EXERCISE:
Repeat the entries below exactly as they appear, with no pictures.
[BEGIN RECORDS SHOWN]
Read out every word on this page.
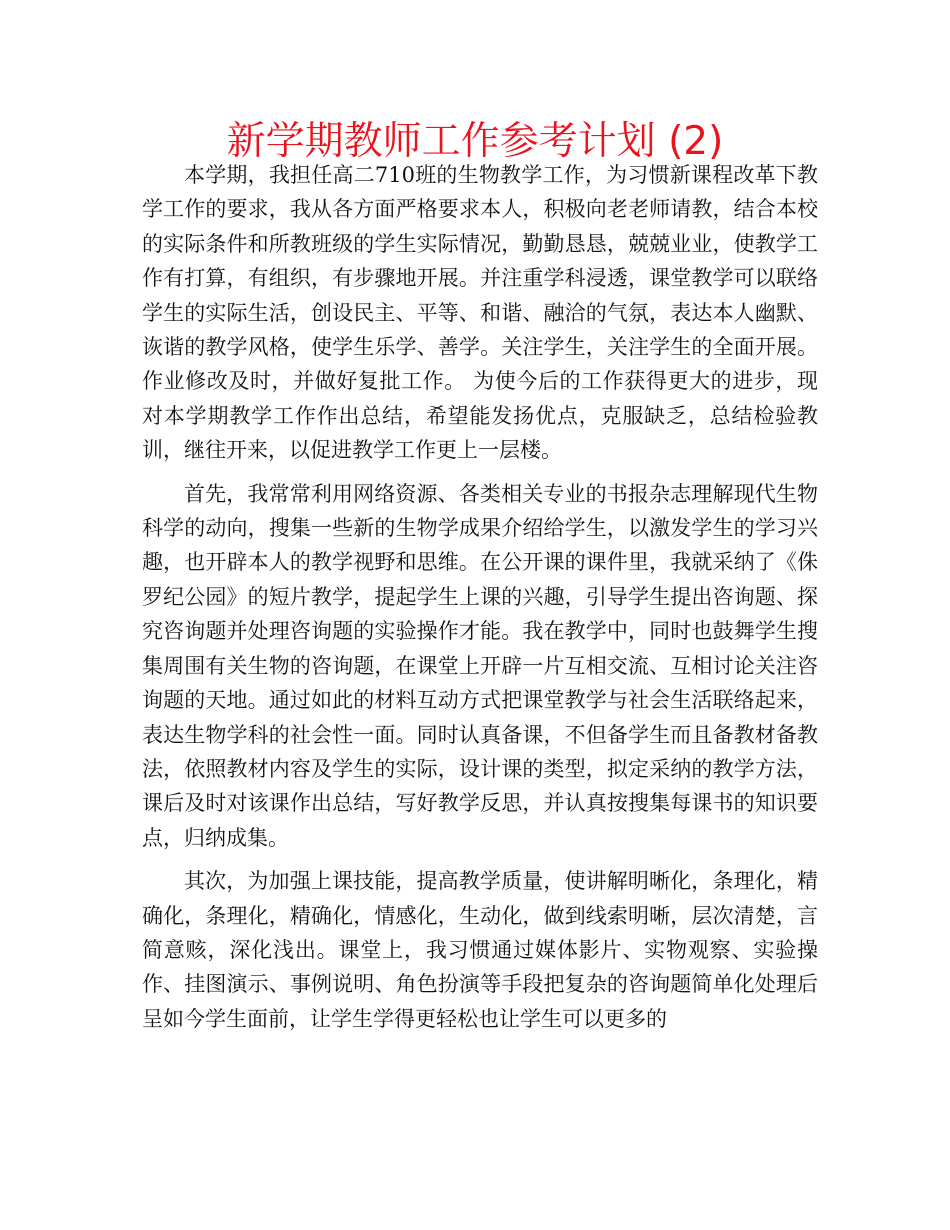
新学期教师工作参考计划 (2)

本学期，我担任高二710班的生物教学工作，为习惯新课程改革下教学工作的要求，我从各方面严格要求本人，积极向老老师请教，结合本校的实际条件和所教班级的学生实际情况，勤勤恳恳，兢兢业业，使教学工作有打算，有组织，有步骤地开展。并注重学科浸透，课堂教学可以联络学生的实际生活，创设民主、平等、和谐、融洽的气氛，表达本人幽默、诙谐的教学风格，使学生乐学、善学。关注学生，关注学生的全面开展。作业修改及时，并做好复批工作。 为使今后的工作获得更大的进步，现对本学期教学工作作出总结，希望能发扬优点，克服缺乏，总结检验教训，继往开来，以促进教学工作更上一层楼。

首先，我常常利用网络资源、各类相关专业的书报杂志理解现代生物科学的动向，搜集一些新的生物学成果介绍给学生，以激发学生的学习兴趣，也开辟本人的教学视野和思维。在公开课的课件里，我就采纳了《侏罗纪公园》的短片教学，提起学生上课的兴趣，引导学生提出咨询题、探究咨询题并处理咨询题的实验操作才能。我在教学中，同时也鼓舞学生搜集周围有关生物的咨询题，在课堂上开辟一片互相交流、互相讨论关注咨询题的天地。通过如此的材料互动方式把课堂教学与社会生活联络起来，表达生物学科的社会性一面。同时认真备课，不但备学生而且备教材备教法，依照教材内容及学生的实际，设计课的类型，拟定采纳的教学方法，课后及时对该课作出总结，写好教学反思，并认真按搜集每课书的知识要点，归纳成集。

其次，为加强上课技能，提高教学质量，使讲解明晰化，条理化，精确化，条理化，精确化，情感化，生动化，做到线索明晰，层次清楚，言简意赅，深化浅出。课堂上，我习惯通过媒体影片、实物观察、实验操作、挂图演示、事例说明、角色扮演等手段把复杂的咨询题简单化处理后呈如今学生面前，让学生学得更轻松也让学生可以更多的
[END RECORDS SHOWN]
TASK OUTPUT:
Read out every word on this page.
新学期教师工作参考计划 (2)

本学期，我担任高二710班的生物教学工作，为习惯新课程改革下教学工作的要求，我从各方面严格要求本人，积极向老老师请教，结合本校的实际条件和所教班级的学生实际情况，勤勤恳恳，兢兢业业，使教学工作有打算，有组织，有步骤地开展。并注重学科浸透，课堂教学可以联络学生的实际生活，创设民主、平等、和谐、融洽的气氛，表达本人幽默、诙谐的教学风格，使学生乐学、善学。关注学生，关注学生的全面开展。作业修改及时，并做好复批工作。 为使今后的工作获得更大的进步，现对本学期教学工作作出总结，希望能发扬优点，克服缺乏，总结检验教训，继往开来，以促进教学工作更上一层楼。

首先，我常常利用网络资源、各类相关专业的书报杂志理解现代生物科学的动向，搜集一些新的生物学成果介绍给学生，以激发学生的学习兴趣，也开辟本人的教学视野和思维。在公开课的课件里，我就采纳了《侏罗纪公园》的短片教学，提起学生上课的兴趣，引导学生提出咨询题、探究咨询题并处理咨询题的实验操作才能。我在教学中，同时也鼓舞学生搜集周围有关生物的咨询题，在课堂上开辟一片互相交流、互相讨论关注咨询题的天地。通过如此的材料互动方式把课堂教学与社会生活联络起来，表达生物学科的社会性一面。同时认真备课，不但备学生而且备教材备教法，依照教材内容及学生的实际，设计课的类型，拟定采纳的教学方法，课后及时对该课作出总结，写好教学反思，并认真按搜集每课书的知识要点，归纳成集。

其次，为加强上课技能，提高教学质量，使讲解明晰化，条理化，精确化，条理化，精确化，情感化，生动化，做到线索明晰，层次清楚，言简意赅，深化浅出。课堂上，我习惯通过媒体影片、实物观察、实验操作、挂图演示、事例说明、角色扮演等手段把复杂的咨询题简单化处理后呈如今学生面前，让学生学得更轻松也让学生可以更多的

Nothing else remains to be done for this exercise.